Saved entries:
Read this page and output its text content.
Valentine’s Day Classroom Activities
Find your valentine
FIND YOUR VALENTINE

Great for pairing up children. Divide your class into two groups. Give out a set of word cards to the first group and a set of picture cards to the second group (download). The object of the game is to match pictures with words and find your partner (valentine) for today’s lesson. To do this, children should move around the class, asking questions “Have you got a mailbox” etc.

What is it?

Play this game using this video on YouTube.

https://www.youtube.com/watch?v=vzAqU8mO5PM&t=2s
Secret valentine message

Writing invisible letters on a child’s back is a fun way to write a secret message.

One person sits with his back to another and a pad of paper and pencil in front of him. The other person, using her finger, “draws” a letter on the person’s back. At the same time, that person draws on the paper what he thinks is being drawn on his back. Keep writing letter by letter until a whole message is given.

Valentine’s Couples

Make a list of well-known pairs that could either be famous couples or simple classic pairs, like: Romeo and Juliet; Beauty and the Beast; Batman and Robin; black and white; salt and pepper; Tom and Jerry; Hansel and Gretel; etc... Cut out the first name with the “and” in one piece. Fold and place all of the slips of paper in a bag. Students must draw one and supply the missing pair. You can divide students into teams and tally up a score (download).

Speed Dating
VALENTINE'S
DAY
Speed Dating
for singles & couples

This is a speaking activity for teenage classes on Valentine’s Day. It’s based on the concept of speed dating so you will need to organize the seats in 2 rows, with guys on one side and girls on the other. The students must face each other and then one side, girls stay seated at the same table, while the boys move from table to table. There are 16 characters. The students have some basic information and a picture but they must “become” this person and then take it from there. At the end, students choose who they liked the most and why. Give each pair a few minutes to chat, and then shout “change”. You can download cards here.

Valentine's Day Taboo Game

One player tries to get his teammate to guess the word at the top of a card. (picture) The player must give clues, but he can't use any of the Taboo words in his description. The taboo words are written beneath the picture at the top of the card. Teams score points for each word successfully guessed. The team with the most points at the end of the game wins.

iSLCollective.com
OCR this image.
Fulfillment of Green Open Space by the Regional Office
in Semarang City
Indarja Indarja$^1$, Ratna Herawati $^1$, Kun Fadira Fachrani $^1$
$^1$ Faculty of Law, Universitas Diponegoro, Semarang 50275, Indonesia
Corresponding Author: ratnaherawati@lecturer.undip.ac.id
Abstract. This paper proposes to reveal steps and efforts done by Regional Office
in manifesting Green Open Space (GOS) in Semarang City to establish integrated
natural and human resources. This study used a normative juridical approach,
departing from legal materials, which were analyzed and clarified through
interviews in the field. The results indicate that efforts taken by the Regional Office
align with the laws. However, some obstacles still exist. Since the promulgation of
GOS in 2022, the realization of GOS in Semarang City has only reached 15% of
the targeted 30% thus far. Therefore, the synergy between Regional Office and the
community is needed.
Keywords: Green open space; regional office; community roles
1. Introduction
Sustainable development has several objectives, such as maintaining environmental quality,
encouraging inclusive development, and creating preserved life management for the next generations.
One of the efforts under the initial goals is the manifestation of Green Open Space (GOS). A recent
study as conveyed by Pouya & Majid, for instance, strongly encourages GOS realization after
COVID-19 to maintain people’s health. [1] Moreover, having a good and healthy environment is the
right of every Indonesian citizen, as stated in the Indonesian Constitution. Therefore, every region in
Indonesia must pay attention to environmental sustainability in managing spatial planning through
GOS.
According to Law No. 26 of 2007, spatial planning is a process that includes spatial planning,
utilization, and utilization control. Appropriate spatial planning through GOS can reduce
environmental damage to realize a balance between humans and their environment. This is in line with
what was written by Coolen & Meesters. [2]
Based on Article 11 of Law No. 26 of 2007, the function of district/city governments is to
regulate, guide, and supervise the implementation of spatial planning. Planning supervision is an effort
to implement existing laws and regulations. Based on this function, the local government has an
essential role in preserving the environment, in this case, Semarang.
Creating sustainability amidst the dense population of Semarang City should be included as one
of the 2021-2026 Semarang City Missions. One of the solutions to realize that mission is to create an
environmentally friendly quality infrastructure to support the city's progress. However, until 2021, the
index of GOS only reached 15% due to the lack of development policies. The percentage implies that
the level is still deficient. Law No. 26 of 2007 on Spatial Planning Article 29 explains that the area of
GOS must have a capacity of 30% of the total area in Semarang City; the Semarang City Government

EXERCISE OBJECTIVE: Write out all records exactly, keeping every detail.

THE ANSWER:
Read this page and output its text content.
Valentine’s Day Classroom Activities
Find your valentine
FIND YOUR VALENTINE

Great for pairing up children. Divide your class into two groups. Give out a set of word cards to the first group and a set of picture cards to the second group (download). The object of the game is to match pictures with words and find your partner (valentine) for today’s lesson. To do this, children should move around the class, asking questions “Have you got a mailbox” etc.

What is it?

Play this game using this video on YouTube.

https://www.youtube.com/watch?v=vzAqU8mO5PM&t=2s
Secret valentine message

Writing invisible letters on a child’s back is a fun way to write a secret message.

One person sits with his back to another and a pad of paper and pencil in front of him. The other person, using her finger, “draws” a letter on the person’s back. At the same time, that person draws on the paper what he thinks is being drawn on his back. Keep writing letter by letter until a whole message is given.

Valentine’s Couples

Make a list of well-known pairs that could either be famous couples or simple classic pairs, like: Romeo and Juliet; Beauty and the Beast; Batman and Robin; black and white; salt and pepper; Tom and Jerry; Hansel and Gretel; etc... Cut out the first name with the “and” in one piece. Fold and place all of the slips of paper in a bag. Students must draw one and supply the missing pair. You can divide students into teams and tally up a score (download).

Speed Dating
VALENTINE'S
DAY
Speed Dating
for singles & couples

This is a speaking activity for teenage classes on Valentine’s Day. It’s based on the concept of speed dating so you will need to organize the seats in 2 rows, with guys on one side and girls on the other. The students must face each other and then one side, girls stay seated at the same table, while the boys move from table to table. There are 16 characters. The students have some basic information and a picture but they must “become” this person and then take it from there. At the end, students choose who they liked the most and why. Give each pair a few minutes to chat, and then shout “change”. You can download cards here.

Valentine's Day Taboo Game

One player tries to get his teammate to guess the word at the top of a card. (picture) The player must give clues, but he can't use any of the Taboo words in his description. The taboo words are written beneath the picture at the top of the card. Teams score points for each word successfully guessed. The team with the most points at the end of the game wins.

iSLCollective.com
OCR this image.
Fulfillment of Green Open Space by the Regional Office
in Semarang City
Indarja Indarja$^1$, Ratna Herawati $^1$, Kun Fadira Fachrani $^1$
$^1$ Faculty of Law, Universitas Diponegoro, Semarang 50275, Indonesia
Corresponding Author: ratnaherawati@lecturer.undip.ac.id
Abstract. This paper proposes to reveal steps and efforts done by Regional Office
in manifesting Green Open Space (GOS) in Semarang City to establish integrated
natural and human resources. This study used a normative juridical approach,
departing from legal materials, which were analyzed and clarified through
interviews in the field. The results indicate that efforts taken by the Regional Office
align with the laws. However, some obstacles still exist. Since the promulgation of
GOS in 2022, the realization of GOS in Semarang City has only reached 15% of
the targeted 30% thus far. Therefore, the synergy between Regional Office and the
community is needed.
Keywords: Green open space; regional office; community roles
1. Introduction
Sustainable development has several objectives, such as maintaining environmental quality,
encouraging inclusive development, and creating preserved life management for the next generations.
One of the efforts under the initial goals is the manifestation of Green Open Space (GOS). A recent
study as conveyed by Pouya & Majid, for instance, strongly encourages GOS realization after
COVID-19 to maintain people’s health. [1] Moreover, having a good and healthy environment is the
right of every Indonesian citizen, as stated in the Indonesian Constitution. Therefore, every region in
Indonesia must pay attention to environmental sustainability in managing spatial planning through
GOS.
According to Law No. 26 of 2007, spatial planning is a process that includes spatial planning,
utilization, and utilization control. Appropriate spatial planning through GOS can reduce
environmental damage to realize a balance between humans and their environment. This is in line with
what was written by Coolen & Meesters. [2]
Based on Article 11 of Law No. 26 of 2007, the function of district/city governments is to
regulate, guide, and supervise the implementation of spatial planning. Planning supervision is an effort
to implement existing laws and regulations. Based on this function, the local government has an
essential role in preserving the environment, in this case, Semarang.
Creating sustainability amidst the dense population of Semarang City should be included as one
of the 2021-2026 Semarang City Missions. One of the solutions to realize that mission is to create an
environmentally friendly quality infrastructure to support the city's progress. However, until 2021, the
index of GOS only reached 15% due to the lack of development policies. The percentage implies that
the level is still deficient. Law No. 26 of 2007 on Spatial Planning Article 29 explains that the area of
GOS must have a capacity of 30% of the total area in Semarang City; the Semarang City Government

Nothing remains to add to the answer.